Goal. Only a number is wanted: how many lines in the listing contain the word "object"?

Information shown.

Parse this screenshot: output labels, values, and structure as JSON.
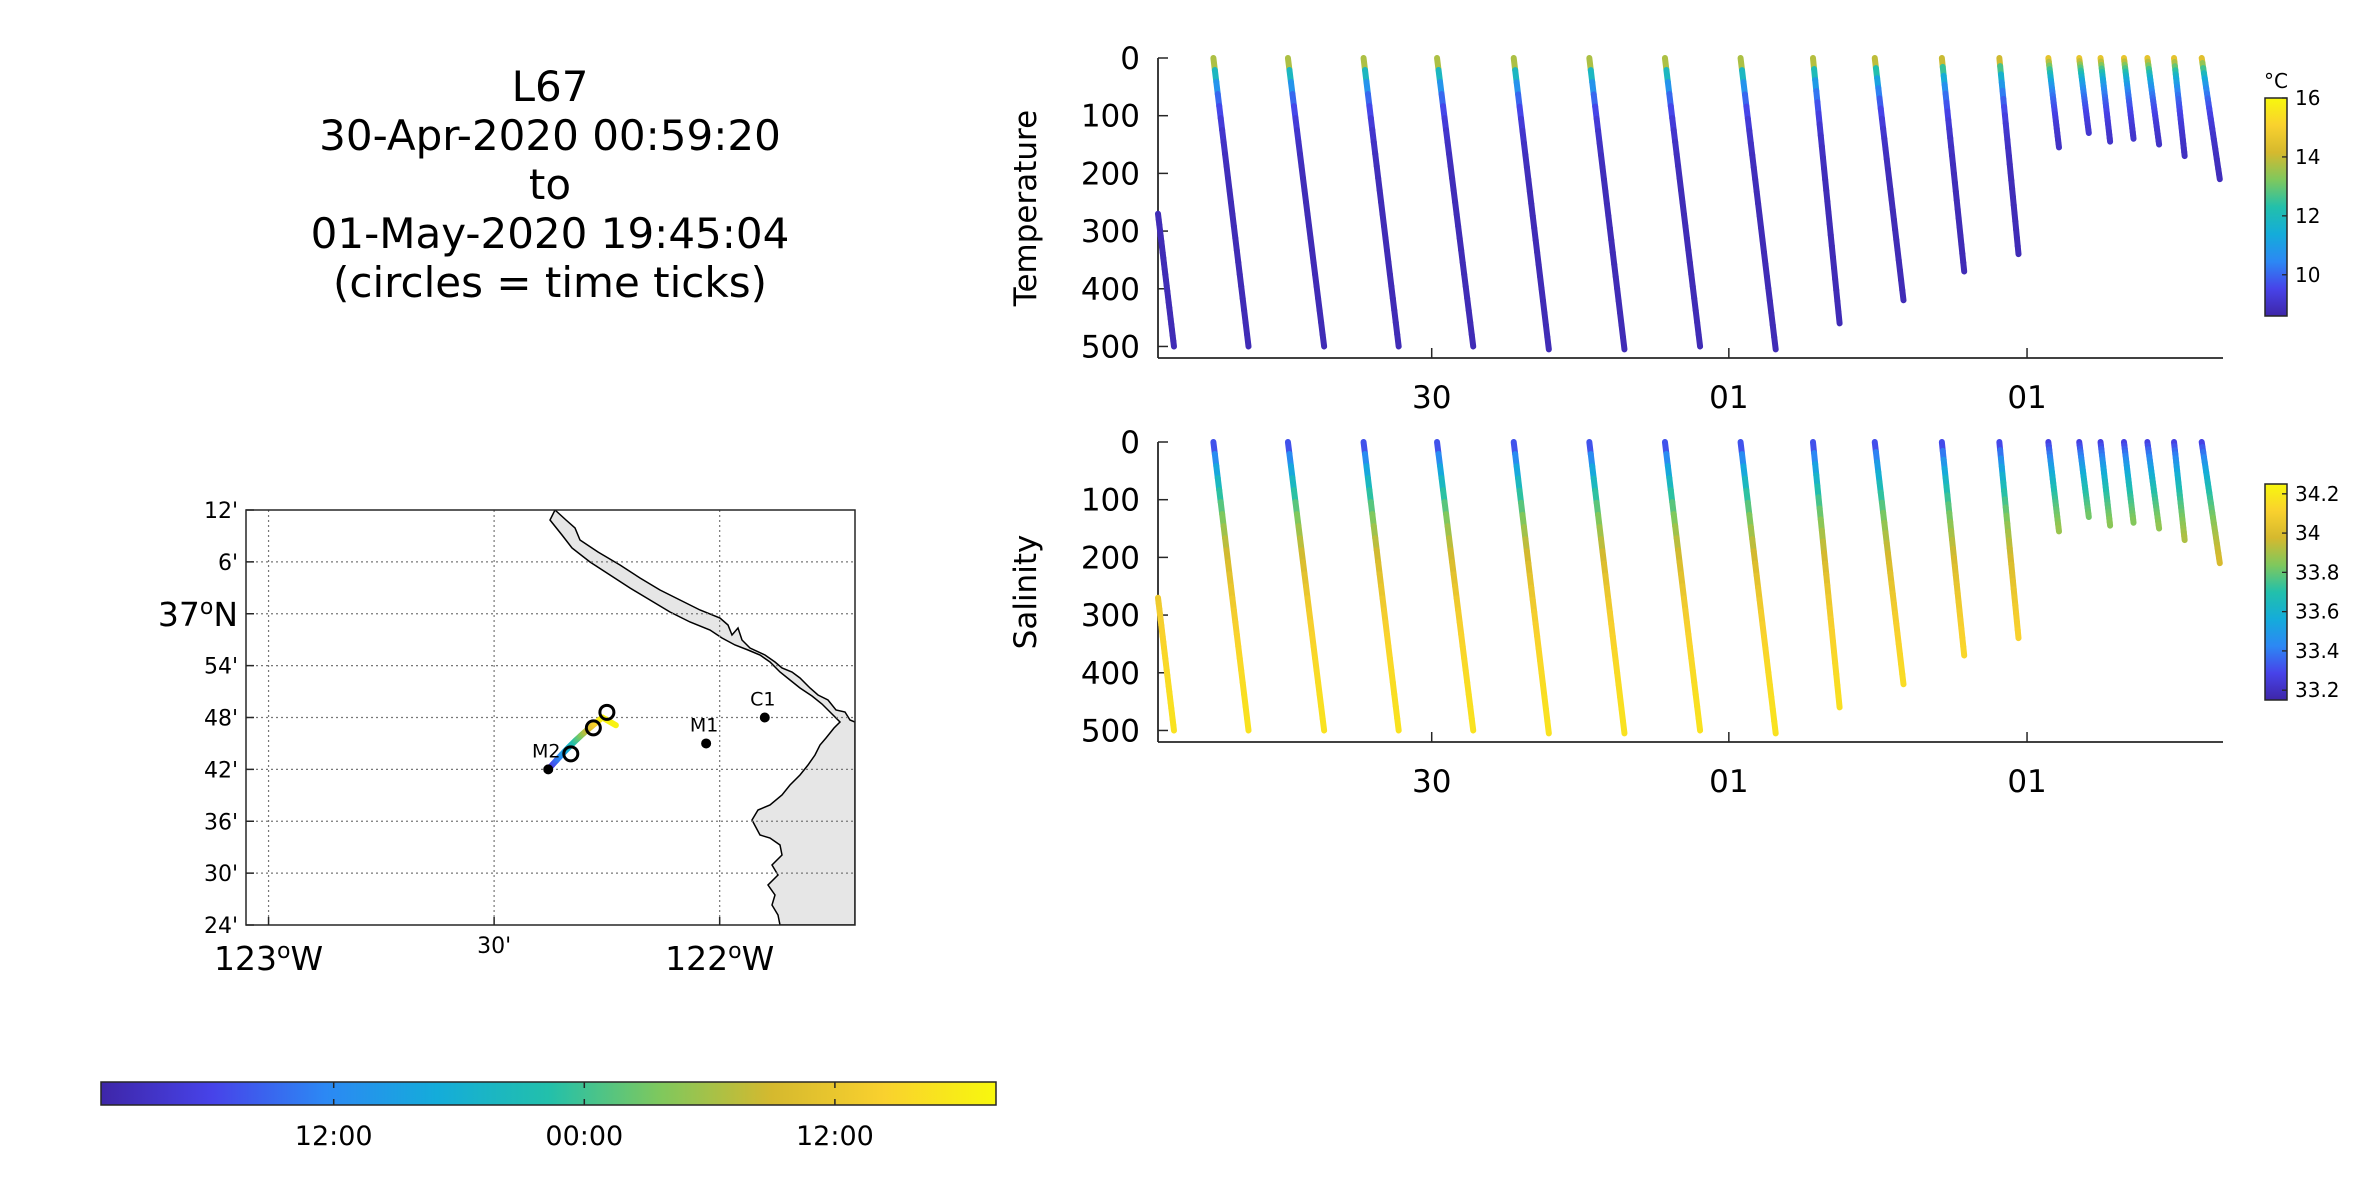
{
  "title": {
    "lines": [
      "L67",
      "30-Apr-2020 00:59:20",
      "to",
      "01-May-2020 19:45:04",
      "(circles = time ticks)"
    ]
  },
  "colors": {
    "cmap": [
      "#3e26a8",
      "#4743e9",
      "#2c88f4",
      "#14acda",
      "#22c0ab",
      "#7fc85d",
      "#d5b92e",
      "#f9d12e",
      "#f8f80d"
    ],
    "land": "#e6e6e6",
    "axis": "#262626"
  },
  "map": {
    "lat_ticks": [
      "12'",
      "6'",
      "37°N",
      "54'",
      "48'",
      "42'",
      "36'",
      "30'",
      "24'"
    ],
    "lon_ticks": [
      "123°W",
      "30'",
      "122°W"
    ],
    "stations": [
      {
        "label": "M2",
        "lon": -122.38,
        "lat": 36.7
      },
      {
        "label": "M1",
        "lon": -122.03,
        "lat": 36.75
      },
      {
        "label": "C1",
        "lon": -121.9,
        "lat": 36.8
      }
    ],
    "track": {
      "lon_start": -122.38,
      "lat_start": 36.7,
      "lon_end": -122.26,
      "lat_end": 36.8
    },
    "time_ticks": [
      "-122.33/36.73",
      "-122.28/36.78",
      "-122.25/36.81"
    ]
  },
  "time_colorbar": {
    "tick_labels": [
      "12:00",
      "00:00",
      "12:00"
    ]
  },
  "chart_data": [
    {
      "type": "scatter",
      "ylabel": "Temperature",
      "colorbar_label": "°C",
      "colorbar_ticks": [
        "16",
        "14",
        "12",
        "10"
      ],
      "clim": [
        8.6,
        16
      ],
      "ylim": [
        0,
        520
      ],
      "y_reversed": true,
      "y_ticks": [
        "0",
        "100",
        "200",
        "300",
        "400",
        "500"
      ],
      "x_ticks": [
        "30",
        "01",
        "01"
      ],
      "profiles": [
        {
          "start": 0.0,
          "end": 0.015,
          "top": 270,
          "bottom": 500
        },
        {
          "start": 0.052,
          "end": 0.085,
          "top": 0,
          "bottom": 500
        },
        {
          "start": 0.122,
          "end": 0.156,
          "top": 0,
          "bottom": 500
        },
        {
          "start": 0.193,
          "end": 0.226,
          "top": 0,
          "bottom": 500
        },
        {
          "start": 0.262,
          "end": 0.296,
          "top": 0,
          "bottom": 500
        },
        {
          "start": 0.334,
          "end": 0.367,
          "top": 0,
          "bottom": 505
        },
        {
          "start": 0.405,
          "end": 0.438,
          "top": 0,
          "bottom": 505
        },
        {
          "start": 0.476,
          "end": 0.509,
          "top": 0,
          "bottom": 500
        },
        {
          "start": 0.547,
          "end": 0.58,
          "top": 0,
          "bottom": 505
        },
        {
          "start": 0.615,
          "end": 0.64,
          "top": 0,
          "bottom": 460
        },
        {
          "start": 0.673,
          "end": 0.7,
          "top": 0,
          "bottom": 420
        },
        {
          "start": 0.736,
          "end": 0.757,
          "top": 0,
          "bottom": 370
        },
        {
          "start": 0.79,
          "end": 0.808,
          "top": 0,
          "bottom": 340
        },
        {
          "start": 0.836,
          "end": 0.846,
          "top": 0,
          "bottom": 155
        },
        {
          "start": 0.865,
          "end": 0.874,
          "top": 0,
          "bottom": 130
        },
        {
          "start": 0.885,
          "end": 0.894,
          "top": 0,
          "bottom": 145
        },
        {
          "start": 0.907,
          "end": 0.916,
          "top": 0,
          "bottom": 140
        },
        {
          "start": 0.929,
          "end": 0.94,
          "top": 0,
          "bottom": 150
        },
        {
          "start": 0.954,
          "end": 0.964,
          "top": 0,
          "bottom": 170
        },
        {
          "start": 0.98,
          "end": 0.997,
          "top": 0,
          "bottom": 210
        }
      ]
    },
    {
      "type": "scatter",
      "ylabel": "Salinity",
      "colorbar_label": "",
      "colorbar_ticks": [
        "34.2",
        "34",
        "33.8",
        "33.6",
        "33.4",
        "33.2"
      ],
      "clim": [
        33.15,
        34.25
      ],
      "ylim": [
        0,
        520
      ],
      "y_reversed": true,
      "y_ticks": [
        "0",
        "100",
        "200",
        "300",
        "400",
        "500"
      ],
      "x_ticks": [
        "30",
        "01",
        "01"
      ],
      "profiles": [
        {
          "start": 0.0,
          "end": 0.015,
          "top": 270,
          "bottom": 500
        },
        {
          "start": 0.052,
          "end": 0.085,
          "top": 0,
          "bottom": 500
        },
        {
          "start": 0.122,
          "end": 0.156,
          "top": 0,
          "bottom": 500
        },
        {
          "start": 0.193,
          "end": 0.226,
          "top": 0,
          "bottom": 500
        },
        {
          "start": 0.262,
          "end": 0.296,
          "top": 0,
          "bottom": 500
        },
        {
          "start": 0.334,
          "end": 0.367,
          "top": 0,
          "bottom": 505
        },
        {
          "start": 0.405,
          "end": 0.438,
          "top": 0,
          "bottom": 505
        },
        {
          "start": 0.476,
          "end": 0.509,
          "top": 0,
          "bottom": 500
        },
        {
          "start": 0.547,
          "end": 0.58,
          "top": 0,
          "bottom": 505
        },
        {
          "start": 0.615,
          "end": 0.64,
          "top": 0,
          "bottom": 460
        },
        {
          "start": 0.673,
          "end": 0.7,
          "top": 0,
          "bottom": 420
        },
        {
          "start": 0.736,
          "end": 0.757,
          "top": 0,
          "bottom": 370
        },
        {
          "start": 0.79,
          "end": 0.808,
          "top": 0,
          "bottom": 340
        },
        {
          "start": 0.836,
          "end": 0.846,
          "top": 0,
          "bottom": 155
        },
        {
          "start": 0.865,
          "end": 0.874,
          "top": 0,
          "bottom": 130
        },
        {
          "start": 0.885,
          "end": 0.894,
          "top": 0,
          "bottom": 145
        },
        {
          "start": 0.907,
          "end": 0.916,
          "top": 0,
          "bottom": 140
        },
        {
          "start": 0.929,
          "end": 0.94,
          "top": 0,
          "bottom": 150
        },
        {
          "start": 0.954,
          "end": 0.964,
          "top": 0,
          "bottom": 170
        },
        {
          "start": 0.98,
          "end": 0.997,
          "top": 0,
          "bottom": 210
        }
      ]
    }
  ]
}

==

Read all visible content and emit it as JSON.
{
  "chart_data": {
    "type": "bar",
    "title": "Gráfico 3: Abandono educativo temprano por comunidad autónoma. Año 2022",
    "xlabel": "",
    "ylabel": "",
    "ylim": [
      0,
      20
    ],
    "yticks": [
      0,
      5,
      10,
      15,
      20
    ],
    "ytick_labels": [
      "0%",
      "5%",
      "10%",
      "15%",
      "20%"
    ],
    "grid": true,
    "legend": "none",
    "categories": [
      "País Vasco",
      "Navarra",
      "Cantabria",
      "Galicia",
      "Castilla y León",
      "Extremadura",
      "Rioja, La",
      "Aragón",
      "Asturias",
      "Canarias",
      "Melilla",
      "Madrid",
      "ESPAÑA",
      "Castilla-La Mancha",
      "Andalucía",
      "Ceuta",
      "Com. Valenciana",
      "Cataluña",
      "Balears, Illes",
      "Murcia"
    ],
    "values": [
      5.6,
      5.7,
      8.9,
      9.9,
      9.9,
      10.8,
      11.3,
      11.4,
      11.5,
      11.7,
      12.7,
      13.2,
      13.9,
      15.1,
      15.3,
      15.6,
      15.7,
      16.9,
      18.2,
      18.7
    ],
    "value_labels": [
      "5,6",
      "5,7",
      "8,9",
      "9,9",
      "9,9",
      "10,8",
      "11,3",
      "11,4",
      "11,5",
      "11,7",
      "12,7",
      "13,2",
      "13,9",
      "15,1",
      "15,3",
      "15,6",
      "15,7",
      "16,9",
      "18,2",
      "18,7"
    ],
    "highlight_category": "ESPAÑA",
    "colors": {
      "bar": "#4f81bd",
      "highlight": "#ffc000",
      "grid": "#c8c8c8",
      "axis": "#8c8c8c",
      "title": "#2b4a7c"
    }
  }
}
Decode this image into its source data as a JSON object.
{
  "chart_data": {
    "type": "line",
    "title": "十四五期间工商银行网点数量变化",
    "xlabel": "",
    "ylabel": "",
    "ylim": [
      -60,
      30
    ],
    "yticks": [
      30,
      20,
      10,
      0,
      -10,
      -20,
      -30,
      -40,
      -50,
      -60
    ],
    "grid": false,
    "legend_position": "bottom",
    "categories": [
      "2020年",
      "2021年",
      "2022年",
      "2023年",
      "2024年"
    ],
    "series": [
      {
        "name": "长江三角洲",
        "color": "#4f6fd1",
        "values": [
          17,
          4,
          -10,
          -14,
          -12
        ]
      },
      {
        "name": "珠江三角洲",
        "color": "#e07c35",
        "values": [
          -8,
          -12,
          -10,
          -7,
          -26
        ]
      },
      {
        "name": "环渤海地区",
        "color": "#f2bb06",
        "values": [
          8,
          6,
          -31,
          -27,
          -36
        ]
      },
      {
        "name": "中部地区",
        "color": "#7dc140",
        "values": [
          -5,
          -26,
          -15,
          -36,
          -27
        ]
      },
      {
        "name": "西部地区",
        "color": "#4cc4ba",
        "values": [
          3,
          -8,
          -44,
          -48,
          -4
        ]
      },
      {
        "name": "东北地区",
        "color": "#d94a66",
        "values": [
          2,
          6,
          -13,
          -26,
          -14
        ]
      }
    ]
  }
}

* * *

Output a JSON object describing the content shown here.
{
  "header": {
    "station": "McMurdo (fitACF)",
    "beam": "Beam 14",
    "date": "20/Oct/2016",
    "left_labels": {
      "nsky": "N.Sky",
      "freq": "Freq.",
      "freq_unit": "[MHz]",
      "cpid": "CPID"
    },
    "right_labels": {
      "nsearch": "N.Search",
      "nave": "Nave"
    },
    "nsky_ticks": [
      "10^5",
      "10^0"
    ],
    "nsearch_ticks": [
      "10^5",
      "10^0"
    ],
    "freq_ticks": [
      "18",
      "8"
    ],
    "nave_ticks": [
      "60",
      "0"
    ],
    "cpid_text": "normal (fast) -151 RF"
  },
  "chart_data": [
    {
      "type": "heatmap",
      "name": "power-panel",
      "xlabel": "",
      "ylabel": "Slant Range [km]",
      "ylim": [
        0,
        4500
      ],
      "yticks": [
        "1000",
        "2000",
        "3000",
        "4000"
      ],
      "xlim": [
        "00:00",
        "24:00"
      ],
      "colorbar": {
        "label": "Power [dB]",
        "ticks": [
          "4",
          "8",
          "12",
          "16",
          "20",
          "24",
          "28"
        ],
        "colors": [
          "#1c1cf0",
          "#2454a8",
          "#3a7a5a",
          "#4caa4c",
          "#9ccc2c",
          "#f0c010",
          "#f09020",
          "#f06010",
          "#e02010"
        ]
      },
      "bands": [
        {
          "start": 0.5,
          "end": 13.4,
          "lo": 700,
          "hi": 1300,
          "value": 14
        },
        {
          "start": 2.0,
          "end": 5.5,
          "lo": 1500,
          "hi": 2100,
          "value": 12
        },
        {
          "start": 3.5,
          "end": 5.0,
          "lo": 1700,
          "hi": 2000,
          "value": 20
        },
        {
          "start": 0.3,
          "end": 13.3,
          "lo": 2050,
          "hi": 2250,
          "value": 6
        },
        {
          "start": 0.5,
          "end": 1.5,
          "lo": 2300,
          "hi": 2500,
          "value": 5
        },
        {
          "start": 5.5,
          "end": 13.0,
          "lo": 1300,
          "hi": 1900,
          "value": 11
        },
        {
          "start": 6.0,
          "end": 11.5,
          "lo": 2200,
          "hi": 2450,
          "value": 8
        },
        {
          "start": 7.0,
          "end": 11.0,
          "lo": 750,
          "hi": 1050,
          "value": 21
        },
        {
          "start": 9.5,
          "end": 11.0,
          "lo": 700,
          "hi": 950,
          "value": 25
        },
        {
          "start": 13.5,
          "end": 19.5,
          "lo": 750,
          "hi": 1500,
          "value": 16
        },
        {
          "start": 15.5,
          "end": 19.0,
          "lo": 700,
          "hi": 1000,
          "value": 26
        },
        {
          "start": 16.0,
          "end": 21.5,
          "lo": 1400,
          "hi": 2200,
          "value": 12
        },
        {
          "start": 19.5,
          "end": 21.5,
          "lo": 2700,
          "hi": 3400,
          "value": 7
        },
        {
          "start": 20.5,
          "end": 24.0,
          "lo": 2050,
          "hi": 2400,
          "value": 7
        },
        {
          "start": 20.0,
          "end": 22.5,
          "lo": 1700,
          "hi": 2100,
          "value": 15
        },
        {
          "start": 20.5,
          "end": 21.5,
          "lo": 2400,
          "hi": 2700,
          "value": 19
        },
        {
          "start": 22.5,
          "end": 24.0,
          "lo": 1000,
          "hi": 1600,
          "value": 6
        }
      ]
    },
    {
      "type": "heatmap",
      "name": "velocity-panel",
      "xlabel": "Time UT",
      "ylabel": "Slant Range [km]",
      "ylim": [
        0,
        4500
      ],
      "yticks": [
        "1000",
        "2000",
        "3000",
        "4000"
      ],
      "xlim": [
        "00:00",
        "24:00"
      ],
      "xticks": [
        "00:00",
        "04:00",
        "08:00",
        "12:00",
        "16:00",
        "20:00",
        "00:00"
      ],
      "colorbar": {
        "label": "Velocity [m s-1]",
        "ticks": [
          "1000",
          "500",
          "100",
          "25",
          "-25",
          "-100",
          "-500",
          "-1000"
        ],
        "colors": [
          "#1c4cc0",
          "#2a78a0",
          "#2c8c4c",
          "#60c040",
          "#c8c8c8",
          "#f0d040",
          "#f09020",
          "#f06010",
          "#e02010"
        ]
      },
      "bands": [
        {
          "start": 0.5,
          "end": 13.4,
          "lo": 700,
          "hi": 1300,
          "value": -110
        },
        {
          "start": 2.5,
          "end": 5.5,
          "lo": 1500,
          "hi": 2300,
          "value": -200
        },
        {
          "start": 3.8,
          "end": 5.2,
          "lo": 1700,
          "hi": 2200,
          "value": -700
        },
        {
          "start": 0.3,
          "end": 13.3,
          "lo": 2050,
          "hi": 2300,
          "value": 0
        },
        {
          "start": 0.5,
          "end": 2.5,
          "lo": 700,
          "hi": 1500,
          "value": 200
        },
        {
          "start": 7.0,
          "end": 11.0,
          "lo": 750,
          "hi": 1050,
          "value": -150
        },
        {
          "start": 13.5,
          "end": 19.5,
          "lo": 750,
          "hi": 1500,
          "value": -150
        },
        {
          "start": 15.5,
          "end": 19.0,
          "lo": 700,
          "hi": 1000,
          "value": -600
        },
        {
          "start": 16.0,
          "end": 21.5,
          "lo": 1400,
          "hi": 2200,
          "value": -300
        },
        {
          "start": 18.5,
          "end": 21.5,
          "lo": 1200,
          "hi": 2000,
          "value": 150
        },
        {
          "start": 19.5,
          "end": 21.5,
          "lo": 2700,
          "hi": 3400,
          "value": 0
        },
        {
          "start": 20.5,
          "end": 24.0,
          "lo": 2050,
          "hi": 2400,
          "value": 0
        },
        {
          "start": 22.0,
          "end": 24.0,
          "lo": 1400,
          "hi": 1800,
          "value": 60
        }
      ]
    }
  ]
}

Final result. 2